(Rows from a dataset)
+===+

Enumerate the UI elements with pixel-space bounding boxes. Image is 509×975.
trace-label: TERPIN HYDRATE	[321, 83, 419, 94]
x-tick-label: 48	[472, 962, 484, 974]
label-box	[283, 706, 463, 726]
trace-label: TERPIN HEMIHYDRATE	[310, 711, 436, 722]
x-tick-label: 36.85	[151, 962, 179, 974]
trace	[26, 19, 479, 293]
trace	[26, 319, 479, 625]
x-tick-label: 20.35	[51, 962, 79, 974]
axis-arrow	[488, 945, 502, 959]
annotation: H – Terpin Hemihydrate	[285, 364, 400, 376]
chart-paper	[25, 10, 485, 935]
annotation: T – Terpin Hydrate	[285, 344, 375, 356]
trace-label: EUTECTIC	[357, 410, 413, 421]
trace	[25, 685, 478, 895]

+===+

◆ Your goal ◆
Can you retype every line of the listing above, character for character, with no changes?

◆ Answer for this exercise ◆
Enumerate the UI elements with pixel-space bounding boxes. Image is 509×975.
trace-label: TERPIN HYDRATE	[321, 83, 419, 94]
x-tick-label: 48	[472, 962, 484, 974]
label-box	[283, 706, 463, 726]
trace-label: TERPIN HEMIHYDRATE	[310, 711, 436, 722]
x-tick-label: 36.85	[151, 962, 179, 974]
trace	[26, 19, 479, 293]
trace	[26, 319, 479, 625]
x-tick-label: 20.35	[51, 962, 79, 974]
axis-arrow	[488, 945, 502, 959]
annotation: H – Terpin Hemihydrate	[285, 364, 400, 376]
chart-paper	[25, 10, 485, 935]
annotation: T – Terpin Hydrate	[285, 344, 375, 356]
trace-label: EUTECTIC	[357, 410, 413, 421]
trace	[25, 685, 478, 895]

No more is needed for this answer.